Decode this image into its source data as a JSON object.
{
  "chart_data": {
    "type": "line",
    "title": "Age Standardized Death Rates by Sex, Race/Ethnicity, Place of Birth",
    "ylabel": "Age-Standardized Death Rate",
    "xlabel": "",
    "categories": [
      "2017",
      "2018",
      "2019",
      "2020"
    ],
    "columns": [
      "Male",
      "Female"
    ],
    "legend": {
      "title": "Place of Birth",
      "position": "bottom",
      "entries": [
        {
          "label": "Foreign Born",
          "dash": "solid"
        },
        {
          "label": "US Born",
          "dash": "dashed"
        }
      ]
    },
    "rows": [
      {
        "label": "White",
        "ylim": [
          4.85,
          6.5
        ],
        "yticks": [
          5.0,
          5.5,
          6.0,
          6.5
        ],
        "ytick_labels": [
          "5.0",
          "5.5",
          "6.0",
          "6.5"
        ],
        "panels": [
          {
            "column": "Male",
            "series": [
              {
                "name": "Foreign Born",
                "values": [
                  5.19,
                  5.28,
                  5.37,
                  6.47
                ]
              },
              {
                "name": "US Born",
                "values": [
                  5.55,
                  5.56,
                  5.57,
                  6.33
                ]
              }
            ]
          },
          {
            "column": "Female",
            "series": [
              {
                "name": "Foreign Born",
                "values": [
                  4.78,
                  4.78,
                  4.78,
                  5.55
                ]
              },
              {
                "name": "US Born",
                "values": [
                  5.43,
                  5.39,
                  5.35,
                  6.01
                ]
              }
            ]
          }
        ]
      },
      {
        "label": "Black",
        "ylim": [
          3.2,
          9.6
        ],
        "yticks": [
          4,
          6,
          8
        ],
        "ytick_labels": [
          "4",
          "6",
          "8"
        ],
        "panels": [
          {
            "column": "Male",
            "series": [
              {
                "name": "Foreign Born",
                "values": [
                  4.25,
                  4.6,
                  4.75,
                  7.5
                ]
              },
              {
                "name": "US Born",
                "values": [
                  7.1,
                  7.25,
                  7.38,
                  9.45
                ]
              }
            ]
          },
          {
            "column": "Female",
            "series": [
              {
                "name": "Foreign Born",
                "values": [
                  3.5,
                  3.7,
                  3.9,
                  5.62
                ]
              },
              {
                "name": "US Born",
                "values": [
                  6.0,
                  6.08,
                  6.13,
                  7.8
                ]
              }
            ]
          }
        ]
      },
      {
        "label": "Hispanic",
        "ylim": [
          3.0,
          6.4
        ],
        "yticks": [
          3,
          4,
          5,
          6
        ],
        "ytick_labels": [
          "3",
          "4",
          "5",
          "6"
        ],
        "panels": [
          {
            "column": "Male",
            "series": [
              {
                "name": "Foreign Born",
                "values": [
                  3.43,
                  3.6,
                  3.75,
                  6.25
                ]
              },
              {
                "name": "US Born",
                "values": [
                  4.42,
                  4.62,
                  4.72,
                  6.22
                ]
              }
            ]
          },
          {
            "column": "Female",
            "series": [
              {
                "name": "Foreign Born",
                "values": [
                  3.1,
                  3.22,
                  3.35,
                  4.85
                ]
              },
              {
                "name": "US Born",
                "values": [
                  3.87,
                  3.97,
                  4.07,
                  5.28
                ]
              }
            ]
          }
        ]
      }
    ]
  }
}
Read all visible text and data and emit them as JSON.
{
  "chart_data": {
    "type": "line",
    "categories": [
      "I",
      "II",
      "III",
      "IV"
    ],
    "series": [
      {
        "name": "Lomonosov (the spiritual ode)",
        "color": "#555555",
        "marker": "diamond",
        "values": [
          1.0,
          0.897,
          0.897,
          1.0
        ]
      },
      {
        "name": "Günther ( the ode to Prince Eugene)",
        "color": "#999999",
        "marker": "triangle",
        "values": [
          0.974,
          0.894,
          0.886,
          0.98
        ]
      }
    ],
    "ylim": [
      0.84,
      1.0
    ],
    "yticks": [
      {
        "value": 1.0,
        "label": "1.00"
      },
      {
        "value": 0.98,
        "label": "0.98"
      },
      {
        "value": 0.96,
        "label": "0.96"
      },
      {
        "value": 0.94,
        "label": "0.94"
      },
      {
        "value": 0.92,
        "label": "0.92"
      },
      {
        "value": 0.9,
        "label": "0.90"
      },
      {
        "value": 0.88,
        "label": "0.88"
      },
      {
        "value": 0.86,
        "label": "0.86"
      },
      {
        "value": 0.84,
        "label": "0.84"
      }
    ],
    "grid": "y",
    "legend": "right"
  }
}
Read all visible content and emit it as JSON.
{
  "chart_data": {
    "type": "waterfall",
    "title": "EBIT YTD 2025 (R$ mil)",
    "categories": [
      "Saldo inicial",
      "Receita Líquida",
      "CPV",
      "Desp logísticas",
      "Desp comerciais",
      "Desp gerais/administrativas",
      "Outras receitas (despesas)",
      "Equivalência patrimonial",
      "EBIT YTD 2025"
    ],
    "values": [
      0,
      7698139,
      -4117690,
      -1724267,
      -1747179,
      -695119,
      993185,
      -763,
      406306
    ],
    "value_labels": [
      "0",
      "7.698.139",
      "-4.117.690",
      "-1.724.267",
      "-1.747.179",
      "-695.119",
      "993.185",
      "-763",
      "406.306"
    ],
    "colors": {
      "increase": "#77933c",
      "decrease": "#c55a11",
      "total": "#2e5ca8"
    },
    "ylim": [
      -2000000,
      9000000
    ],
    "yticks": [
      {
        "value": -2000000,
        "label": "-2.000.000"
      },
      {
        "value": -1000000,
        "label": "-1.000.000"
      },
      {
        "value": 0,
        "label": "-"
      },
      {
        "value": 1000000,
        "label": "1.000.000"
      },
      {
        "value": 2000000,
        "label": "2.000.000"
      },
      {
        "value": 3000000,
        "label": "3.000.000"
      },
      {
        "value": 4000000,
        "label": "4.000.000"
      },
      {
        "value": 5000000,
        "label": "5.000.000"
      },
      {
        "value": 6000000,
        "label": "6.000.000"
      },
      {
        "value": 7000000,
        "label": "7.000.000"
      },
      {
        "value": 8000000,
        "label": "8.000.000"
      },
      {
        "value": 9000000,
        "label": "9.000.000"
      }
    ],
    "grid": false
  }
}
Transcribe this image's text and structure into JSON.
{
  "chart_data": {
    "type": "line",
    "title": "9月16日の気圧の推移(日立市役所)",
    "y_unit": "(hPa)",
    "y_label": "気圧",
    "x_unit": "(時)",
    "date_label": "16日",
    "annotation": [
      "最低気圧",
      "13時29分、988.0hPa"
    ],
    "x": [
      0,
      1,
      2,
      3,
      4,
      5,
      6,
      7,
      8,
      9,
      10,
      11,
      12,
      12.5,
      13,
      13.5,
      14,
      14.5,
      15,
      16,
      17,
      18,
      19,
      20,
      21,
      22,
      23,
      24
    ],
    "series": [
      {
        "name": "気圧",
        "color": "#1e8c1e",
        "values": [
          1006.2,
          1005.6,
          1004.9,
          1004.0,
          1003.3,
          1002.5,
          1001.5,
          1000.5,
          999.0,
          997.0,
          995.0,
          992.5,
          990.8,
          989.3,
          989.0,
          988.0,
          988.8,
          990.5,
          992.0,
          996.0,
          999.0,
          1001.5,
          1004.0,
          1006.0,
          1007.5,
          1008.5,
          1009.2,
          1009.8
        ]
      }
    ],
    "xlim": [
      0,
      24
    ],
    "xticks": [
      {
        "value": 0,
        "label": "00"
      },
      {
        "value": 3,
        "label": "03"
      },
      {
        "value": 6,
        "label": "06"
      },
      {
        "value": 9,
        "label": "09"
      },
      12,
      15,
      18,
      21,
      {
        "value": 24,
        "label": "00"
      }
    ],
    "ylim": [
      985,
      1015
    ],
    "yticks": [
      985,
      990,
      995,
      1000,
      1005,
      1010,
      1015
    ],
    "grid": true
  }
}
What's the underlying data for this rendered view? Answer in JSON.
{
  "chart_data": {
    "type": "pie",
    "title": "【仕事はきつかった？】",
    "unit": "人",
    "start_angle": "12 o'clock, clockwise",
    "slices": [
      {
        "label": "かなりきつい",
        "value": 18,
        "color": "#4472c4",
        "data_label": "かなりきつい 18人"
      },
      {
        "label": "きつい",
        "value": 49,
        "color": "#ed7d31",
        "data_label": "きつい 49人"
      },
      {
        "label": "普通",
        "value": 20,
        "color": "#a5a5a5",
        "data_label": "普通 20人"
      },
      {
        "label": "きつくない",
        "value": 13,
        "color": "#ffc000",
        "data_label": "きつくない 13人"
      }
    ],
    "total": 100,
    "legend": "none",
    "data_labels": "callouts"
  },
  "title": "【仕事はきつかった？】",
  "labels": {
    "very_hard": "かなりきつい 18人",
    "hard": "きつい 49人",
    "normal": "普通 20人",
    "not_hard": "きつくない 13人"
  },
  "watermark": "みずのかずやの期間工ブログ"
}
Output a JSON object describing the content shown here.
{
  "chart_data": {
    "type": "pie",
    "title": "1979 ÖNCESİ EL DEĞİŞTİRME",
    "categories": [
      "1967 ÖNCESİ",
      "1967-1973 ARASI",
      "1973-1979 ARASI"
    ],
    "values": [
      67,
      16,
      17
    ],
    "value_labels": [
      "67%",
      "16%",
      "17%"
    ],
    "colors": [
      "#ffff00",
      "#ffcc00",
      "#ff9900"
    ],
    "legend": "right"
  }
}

..............................

Output exactly the lines above, from the one holding "Output a JSON" through the end of the data, including the first and last.

__Output for this task__:
Output a JSON object describing the content shown here.
{
  "chart_data": {
    "type": "pie",
    "title": "1979 ÖNCESİ EL DEĞİŞTİRME",
    "categories": [
      "1967 ÖNCESİ",
      "1967-1973 ARASI",
      "1973-1979 ARASI"
    ],
    "values": [
      67,
      16,
      17
    ],
    "value_labels": [
      "67%",
      "16%",
      "17%"
    ],
    "colors": [
      "#ffff00",
      "#ffcc00",
      "#ff9900"
    ],
    "legend": "right"
  }
}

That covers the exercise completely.